◆ **Information shown**:
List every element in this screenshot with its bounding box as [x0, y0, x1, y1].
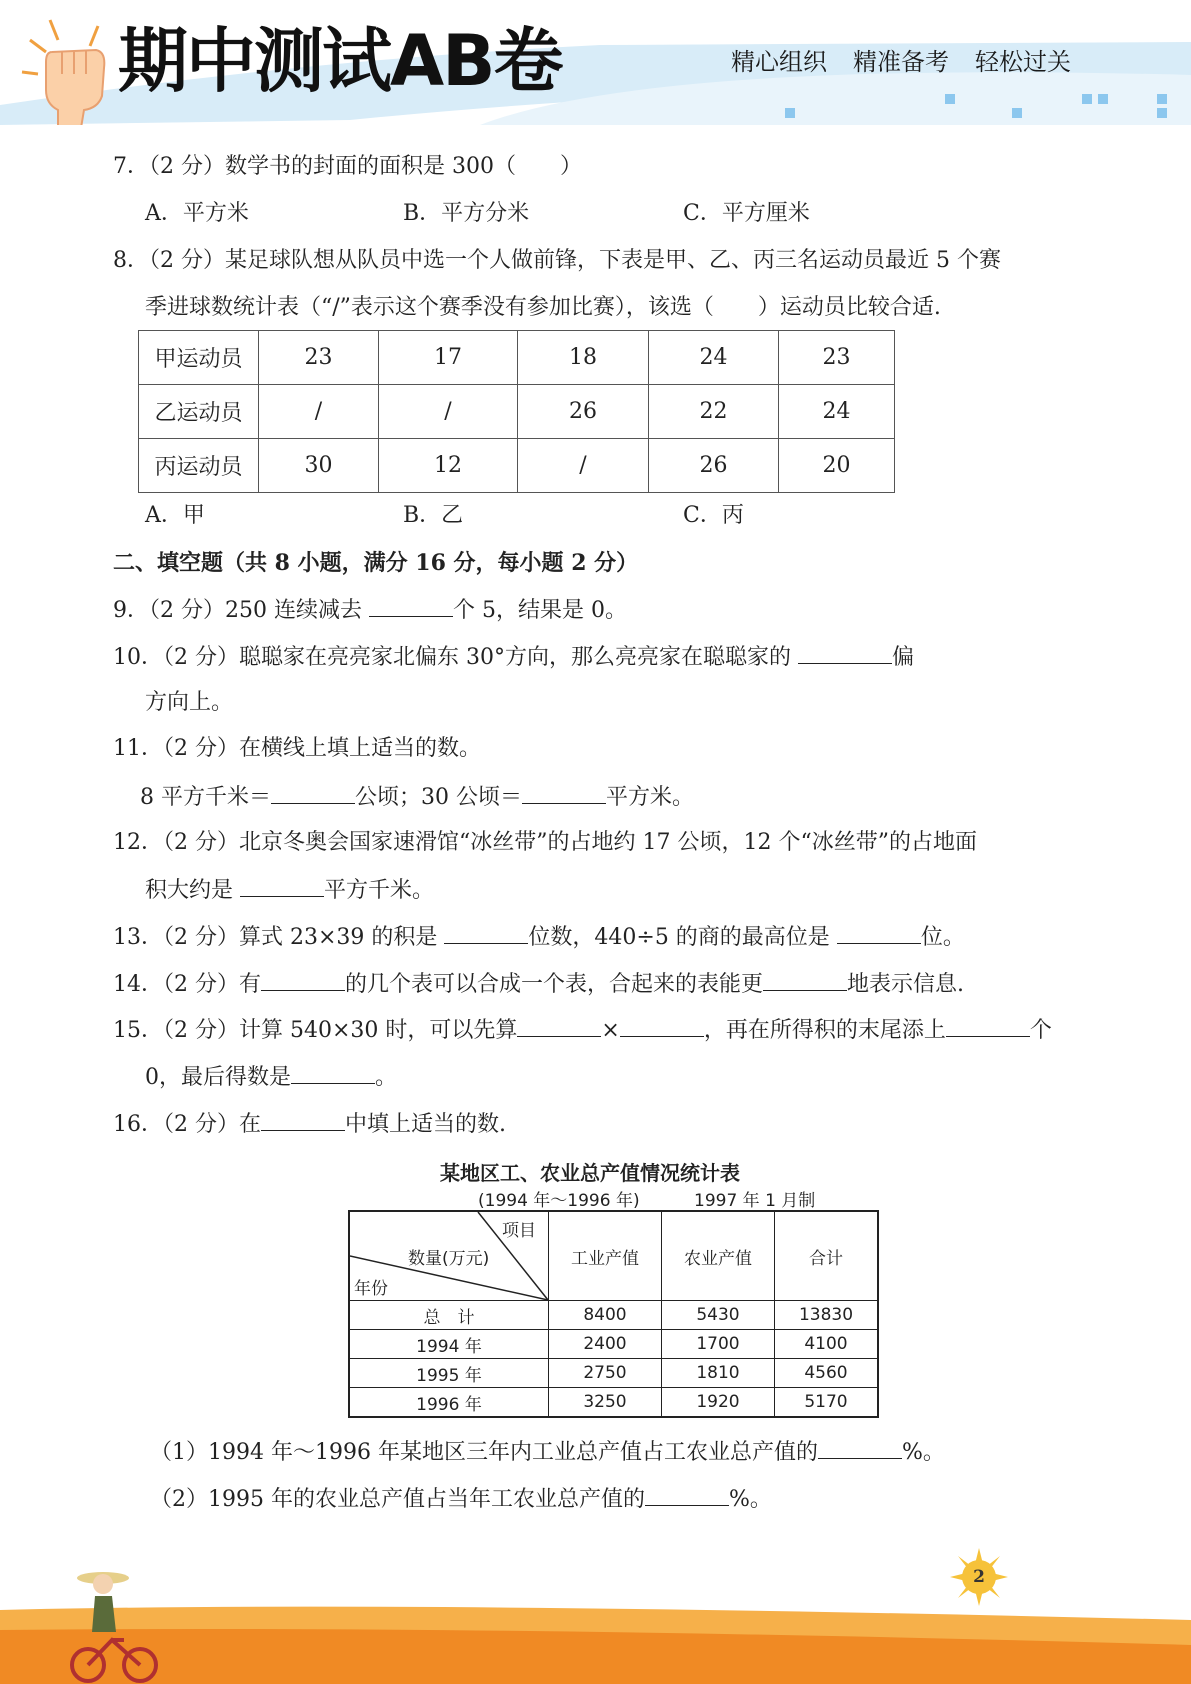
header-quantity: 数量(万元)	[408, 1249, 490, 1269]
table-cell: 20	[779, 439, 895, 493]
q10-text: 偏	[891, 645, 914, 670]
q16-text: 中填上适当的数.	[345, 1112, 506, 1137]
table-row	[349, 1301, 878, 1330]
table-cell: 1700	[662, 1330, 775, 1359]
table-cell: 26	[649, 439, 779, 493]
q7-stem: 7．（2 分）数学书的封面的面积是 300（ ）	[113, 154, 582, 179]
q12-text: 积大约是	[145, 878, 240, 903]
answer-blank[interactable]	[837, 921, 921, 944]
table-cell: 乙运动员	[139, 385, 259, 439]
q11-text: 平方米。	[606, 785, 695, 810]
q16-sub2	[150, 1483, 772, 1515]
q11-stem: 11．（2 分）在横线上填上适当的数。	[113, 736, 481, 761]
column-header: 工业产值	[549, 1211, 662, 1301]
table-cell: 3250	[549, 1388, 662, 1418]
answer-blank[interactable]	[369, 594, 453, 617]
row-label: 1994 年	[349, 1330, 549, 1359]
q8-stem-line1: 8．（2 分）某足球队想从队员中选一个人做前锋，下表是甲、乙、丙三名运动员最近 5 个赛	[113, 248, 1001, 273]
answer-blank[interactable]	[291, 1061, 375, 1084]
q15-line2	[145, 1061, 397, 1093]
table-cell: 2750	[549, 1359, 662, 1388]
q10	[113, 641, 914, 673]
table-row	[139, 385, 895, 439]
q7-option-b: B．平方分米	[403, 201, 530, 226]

◆ **Exercise description**: Turn every line of the records above into a numbered list, skipping blank lines and leaving out the pictures.

◆ **Result of the task**:
1. List every element in this screenshot with its bounding box as [x0, y0, x1, y1].
2. header-quantity: 数量(万元)	[408, 1249, 490, 1269]
3. table-cell: 20	[779, 439, 895, 493]
4. q10-text: 偏	[891, 645, 914, 670]
5. q16-text: 中填上适当的数.	[345, 1112, 506, 1137]
6. table-row	[349, 1301, 878, 1330]
7. table-cell: 1700	[662, 1330, 775, 1359]
8. table-cell: 26	[649, 439, 779, 493]
9. q7-stem: 7．（2 分）数学书的封面的面积是 300（ ）	[113, 154, 582, 179]
10. q12-text: 积大约是	[145, 878, 240, 903]
11. answer-blank[interactable]	[837, 921, 921, 944]
12. table-cell: 乙运动员	[139, 385, 259, 439]
13. q11-text: 平方米。	[606, 785, 695, 810]
14. q16-sub2	[150, 1483, 772, 1515]
15. q11-stem: 11．（2 分）在横线上填上适当的数。	[113, 736, 481, 761]
16. column-header: 工业产值	[549, 1211, 662, 1301]
17. table-cell: 3250	[549, 1388, 662, 1418]
18. answer-blank[interactable]	[369, 594, 453, 617]
19. row-label: 1994 年	[349, 1330, 549, 1359]
20. q8-stem-line1: 8．（2 分）某足球队想从队员中选一个人做前锋，下表是甲、乙、丙三名运动员最近 5 个赛	[113, 248, 1001, 273]
21. answer-blank[interactable]	[291, 1061, 375, 1084]
22. q15-line2	[145, 1061, 397, 1093]
23. table-cell: 2750	[549, 1359, 662, 1388]
24. q10	[113, 641, 914, 673]
25. table-row	[139, 385, 895, 439]
26. q7-option-b: B．平方分米	[403, 201, 530, 226]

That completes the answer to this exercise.